Problem to work on —
Check each line of the material below for "moderno", then copy the ones that contain it.
▬▬▬▬▬▬▬▬▬▬
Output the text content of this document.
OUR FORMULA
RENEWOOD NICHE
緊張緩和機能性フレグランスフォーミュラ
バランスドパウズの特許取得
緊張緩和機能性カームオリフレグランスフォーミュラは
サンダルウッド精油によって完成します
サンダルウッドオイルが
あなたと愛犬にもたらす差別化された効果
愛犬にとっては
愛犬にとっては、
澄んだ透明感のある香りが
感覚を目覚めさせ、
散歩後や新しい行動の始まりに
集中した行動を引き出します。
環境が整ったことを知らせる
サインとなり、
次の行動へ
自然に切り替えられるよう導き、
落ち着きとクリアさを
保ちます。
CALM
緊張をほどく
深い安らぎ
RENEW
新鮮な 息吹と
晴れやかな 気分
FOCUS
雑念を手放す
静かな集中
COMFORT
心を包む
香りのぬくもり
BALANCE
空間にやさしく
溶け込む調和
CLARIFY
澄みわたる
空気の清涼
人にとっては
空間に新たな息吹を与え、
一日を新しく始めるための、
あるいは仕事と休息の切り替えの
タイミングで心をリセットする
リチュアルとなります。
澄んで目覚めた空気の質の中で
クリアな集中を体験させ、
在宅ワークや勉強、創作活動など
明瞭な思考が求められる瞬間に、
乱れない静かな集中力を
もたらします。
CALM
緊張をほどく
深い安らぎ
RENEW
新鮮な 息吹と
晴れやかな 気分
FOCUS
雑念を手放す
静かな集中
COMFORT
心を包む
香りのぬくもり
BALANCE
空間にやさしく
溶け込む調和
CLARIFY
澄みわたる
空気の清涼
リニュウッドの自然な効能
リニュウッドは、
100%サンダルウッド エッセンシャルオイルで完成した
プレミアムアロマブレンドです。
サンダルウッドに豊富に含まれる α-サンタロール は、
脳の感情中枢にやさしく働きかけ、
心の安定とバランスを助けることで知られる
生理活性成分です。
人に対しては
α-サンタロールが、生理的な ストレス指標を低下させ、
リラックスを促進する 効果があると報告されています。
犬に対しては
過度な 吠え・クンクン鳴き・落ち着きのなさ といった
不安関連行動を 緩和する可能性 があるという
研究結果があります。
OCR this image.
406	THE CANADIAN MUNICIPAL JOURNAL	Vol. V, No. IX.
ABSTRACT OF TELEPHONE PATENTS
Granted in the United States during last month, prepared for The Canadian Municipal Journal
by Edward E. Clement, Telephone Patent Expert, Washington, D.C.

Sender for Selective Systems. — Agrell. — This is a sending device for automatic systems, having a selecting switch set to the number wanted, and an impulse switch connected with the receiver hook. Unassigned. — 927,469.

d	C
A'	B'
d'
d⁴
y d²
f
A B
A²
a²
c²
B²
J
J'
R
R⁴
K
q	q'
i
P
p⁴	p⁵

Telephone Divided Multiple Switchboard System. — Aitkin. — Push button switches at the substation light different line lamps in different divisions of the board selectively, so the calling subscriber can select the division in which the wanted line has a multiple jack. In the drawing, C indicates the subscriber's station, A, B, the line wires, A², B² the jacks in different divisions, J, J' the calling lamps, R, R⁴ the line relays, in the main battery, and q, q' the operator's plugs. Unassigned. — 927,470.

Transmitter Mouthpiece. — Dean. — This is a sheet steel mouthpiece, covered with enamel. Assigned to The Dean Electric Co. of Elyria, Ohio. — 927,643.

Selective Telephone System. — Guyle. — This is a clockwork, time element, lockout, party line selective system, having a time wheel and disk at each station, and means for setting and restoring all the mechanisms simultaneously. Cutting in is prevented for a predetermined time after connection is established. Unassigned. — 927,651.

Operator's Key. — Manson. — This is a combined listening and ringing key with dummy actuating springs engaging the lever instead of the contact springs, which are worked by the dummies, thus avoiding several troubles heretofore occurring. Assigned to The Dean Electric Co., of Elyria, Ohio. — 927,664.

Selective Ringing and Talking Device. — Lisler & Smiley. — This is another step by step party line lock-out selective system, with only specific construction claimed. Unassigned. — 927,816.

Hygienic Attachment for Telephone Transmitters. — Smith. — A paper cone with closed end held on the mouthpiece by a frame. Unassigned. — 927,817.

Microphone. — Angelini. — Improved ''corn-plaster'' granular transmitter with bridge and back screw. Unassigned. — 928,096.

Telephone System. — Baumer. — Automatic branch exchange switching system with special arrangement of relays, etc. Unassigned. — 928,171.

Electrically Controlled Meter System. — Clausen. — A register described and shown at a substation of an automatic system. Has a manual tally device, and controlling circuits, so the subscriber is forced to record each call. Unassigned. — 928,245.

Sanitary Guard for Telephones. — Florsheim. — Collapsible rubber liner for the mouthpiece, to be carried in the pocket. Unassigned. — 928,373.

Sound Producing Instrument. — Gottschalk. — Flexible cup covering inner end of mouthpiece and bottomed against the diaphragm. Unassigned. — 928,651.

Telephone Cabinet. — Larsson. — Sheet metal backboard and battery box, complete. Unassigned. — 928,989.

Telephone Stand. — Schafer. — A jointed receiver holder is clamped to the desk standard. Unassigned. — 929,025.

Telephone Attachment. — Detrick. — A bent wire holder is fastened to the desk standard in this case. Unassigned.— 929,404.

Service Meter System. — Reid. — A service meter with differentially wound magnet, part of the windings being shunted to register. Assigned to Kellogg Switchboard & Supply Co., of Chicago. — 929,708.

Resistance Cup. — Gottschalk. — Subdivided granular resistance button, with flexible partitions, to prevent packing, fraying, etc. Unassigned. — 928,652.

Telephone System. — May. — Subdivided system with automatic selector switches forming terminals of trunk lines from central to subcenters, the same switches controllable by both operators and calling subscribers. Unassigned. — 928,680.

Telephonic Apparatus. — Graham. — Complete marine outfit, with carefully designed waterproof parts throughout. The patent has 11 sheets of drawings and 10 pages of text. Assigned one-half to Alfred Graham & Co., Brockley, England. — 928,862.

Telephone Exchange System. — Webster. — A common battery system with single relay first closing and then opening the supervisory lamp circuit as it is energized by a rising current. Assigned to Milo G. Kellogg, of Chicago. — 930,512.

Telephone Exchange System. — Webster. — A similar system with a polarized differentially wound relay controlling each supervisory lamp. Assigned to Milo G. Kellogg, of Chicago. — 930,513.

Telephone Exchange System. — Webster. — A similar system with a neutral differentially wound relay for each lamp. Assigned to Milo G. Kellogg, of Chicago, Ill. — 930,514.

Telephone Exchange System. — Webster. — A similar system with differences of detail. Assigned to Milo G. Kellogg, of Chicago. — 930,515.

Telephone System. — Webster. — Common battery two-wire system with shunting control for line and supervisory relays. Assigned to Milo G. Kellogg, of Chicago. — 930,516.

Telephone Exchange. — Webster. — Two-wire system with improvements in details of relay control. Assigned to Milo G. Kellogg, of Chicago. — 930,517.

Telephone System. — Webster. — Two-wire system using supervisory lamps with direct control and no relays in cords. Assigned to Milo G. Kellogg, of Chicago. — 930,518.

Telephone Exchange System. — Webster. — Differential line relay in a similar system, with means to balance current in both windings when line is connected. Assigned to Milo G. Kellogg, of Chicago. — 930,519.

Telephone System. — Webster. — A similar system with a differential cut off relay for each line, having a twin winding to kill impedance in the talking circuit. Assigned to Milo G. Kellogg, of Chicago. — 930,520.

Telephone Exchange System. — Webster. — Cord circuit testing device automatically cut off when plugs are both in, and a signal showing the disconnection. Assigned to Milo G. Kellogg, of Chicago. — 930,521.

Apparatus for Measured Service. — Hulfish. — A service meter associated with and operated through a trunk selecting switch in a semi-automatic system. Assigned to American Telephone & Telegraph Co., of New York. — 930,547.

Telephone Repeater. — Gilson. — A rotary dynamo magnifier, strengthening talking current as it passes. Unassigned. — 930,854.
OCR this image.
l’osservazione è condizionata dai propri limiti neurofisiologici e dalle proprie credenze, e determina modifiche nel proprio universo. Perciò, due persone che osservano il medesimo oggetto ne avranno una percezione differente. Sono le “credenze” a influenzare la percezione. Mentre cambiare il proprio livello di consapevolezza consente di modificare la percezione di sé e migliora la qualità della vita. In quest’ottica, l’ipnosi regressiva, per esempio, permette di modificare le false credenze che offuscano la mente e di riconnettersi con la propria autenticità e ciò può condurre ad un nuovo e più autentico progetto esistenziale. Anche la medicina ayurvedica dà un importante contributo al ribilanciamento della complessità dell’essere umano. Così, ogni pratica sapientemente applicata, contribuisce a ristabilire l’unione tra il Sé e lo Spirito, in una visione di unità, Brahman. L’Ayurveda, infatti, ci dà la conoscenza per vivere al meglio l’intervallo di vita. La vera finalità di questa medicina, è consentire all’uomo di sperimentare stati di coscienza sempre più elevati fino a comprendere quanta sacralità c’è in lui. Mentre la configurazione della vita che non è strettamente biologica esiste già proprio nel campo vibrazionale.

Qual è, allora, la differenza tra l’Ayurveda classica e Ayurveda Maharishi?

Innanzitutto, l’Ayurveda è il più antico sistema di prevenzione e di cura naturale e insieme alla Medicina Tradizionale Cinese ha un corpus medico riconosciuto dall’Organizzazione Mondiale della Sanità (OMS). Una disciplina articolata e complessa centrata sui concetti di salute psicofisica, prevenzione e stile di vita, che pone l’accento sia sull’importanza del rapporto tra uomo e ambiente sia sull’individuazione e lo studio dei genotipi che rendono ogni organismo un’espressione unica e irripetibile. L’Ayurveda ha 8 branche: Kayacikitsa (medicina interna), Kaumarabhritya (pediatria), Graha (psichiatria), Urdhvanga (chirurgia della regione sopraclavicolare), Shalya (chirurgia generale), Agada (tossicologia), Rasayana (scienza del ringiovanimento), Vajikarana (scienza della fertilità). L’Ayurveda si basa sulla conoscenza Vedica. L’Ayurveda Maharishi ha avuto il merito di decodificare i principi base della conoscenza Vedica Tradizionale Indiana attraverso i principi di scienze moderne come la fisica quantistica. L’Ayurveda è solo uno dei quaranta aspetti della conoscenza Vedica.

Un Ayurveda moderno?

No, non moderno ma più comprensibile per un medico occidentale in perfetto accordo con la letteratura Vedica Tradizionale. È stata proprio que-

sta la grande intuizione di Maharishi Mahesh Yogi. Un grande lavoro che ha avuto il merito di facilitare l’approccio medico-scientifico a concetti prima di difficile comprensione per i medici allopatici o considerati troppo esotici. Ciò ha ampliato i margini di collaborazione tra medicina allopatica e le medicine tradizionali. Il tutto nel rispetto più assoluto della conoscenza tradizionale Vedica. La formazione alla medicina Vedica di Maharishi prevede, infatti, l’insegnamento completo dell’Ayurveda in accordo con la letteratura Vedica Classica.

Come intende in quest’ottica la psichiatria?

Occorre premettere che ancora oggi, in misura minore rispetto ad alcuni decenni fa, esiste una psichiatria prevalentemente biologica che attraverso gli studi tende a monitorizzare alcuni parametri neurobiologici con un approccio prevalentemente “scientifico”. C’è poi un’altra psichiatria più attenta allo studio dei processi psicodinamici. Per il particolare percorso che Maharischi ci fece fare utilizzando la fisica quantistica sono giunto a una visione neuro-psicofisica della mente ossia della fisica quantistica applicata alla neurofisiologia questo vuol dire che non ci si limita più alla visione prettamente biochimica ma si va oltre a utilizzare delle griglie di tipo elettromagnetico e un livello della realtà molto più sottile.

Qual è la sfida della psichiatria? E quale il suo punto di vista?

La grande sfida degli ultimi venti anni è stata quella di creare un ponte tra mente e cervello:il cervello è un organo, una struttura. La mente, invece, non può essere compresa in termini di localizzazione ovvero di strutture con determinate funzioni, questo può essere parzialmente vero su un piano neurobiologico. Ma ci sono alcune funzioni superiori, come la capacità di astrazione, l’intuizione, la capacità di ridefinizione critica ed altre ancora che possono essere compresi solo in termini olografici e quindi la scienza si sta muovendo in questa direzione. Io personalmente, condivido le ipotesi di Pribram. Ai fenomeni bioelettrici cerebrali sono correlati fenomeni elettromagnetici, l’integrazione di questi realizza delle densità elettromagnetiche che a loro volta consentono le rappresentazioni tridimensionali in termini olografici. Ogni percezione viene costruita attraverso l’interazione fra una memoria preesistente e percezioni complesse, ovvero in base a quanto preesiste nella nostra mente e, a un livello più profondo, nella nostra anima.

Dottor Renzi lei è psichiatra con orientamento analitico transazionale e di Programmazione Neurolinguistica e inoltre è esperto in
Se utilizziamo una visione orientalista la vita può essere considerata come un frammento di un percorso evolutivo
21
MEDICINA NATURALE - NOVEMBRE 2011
▬▬▬▬▬▬▬▬▬▬
Answer to this exercise —
Un Ayurveda moderno?
No, non moderno ma più comprensibile per un medico occidentale in perfetto accordo con la letteratura Vedica Tradizionale. È stata proprio que-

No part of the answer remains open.